_Written instruction_
Collect every line of the records below that contains the string "swatch".

_Exercise input_
--- begin ---

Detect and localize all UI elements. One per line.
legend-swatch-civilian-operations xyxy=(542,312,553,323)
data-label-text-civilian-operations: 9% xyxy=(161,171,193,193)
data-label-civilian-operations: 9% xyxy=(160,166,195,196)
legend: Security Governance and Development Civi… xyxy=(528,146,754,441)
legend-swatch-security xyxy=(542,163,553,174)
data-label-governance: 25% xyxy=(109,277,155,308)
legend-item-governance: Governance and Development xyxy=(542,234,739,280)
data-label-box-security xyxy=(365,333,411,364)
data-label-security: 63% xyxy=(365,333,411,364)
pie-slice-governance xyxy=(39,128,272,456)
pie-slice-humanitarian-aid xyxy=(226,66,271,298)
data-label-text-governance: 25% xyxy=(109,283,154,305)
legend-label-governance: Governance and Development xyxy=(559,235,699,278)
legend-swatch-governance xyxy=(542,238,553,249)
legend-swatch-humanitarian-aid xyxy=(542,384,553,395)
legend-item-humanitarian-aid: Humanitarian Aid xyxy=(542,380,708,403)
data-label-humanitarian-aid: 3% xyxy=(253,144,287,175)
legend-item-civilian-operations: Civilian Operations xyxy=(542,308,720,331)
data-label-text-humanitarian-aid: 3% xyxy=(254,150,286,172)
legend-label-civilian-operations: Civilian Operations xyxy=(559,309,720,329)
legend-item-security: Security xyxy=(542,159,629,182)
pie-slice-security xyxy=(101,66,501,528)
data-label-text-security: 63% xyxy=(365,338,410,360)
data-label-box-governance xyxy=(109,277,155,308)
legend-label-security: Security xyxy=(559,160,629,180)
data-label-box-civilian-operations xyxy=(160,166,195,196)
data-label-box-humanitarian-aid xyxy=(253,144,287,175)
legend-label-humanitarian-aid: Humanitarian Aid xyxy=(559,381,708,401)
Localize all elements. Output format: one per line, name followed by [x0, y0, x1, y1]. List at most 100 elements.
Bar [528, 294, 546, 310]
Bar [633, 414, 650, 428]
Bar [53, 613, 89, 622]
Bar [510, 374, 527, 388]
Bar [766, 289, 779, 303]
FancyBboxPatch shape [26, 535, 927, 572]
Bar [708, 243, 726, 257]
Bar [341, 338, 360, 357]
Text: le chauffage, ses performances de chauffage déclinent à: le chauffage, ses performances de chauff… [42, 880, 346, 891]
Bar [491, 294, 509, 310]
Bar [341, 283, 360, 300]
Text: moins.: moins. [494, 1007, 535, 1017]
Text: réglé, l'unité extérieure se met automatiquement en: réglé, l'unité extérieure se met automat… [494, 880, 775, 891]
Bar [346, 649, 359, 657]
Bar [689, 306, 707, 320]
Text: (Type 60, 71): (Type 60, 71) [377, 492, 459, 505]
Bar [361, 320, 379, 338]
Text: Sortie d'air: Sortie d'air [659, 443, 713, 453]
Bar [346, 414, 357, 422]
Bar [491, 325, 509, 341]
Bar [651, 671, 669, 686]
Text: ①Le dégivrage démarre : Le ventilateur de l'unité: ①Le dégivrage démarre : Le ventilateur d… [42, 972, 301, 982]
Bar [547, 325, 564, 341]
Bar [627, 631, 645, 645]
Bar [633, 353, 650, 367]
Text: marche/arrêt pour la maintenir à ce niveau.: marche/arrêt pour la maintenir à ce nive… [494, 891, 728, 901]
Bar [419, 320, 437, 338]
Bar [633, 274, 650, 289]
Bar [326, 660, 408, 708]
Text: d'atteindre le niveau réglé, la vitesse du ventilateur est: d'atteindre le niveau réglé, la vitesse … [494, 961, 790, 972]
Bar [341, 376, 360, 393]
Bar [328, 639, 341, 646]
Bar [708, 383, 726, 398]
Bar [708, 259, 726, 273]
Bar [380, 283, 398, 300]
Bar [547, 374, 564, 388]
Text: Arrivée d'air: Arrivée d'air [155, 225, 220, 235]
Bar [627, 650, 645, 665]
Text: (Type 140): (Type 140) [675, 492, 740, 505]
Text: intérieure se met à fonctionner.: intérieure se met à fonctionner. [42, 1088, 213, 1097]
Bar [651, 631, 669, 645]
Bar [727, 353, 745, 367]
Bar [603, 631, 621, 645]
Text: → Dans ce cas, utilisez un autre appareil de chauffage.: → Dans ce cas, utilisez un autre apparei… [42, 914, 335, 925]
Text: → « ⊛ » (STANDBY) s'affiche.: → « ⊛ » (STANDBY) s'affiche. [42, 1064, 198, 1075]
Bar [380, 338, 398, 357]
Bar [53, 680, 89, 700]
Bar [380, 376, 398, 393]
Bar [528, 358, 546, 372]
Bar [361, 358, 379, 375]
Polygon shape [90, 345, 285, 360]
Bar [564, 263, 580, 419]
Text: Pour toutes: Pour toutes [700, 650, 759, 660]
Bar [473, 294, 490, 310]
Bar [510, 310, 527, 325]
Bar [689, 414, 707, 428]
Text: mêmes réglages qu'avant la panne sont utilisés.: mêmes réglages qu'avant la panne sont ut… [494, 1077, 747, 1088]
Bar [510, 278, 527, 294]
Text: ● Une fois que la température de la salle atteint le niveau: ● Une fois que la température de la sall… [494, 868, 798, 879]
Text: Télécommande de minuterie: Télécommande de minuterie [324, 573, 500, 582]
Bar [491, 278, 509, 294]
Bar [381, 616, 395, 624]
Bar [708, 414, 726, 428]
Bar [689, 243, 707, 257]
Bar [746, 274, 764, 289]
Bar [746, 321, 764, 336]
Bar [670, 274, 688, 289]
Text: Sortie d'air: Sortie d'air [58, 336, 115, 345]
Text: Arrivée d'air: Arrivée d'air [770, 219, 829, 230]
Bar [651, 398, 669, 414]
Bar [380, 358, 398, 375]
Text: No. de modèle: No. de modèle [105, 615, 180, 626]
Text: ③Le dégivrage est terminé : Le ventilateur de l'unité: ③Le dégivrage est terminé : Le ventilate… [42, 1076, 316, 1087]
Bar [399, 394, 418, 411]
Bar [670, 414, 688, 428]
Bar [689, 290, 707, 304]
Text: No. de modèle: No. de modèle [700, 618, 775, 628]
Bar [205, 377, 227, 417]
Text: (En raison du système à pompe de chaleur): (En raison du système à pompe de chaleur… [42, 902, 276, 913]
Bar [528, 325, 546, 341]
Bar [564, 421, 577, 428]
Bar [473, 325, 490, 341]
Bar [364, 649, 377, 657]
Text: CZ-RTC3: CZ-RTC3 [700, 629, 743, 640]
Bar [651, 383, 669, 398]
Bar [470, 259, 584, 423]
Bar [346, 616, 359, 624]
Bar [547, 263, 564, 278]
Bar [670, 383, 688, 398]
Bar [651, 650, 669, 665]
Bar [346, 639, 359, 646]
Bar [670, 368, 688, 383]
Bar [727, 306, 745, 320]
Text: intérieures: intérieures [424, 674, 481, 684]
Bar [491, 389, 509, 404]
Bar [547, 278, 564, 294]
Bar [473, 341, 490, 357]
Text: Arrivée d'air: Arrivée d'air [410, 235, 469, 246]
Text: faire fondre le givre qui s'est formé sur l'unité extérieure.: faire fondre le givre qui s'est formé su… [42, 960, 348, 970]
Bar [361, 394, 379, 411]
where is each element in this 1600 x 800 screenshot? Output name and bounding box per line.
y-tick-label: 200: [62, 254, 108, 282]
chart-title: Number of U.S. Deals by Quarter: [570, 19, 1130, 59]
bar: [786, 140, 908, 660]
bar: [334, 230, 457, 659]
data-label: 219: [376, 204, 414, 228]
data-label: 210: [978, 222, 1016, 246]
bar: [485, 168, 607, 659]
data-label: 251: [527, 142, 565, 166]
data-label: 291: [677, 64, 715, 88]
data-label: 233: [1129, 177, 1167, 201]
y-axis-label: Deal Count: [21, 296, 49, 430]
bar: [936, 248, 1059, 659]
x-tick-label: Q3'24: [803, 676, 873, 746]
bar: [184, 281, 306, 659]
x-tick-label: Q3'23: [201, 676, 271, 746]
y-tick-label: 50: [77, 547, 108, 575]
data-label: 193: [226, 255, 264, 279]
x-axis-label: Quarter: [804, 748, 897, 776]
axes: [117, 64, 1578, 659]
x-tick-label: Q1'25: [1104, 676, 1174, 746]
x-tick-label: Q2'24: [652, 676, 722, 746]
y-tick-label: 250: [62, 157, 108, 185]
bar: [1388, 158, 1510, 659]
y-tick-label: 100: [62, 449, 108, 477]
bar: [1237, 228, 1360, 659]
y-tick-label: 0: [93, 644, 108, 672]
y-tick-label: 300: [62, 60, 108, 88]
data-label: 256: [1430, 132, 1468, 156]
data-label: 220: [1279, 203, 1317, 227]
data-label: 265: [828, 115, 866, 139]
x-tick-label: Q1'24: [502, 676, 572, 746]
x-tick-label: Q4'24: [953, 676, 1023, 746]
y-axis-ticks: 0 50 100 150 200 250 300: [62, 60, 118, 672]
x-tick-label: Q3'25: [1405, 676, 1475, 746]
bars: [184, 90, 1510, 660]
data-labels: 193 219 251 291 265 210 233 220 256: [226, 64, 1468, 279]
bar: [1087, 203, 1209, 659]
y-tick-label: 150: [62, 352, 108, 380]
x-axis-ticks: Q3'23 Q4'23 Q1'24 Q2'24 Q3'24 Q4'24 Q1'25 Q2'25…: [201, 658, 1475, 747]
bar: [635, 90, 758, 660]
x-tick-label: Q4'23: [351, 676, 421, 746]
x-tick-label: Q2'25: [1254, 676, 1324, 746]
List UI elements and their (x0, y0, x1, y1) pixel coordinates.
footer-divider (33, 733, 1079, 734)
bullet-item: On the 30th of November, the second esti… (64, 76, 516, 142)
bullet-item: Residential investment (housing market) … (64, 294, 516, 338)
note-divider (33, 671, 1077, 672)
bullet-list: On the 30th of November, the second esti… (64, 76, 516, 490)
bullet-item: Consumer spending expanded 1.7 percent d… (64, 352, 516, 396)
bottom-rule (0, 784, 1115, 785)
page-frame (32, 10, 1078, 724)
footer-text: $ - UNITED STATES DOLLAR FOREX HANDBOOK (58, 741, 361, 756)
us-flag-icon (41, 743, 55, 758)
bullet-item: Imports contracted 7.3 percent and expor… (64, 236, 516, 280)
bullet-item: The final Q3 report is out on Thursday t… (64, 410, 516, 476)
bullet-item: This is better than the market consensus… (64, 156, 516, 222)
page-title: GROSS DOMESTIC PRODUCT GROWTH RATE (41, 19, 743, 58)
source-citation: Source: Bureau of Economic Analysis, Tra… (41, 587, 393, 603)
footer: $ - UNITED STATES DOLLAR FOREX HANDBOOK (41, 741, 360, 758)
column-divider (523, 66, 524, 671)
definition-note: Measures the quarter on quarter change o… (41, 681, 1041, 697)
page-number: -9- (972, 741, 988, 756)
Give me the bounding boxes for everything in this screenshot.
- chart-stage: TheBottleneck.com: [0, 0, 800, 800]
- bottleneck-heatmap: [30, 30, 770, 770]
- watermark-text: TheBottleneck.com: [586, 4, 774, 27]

--- end ---

_Answer below_
legend-swatch-civilian-operations xyxy=(542,312,553,323)
legend-swatch-security xyxy=(542,163,553,174)
legend-swatch-governance xyxy=(542,238,553,249)
legend-swatch-humanitarian-aid xyxy=(542,384,553,395)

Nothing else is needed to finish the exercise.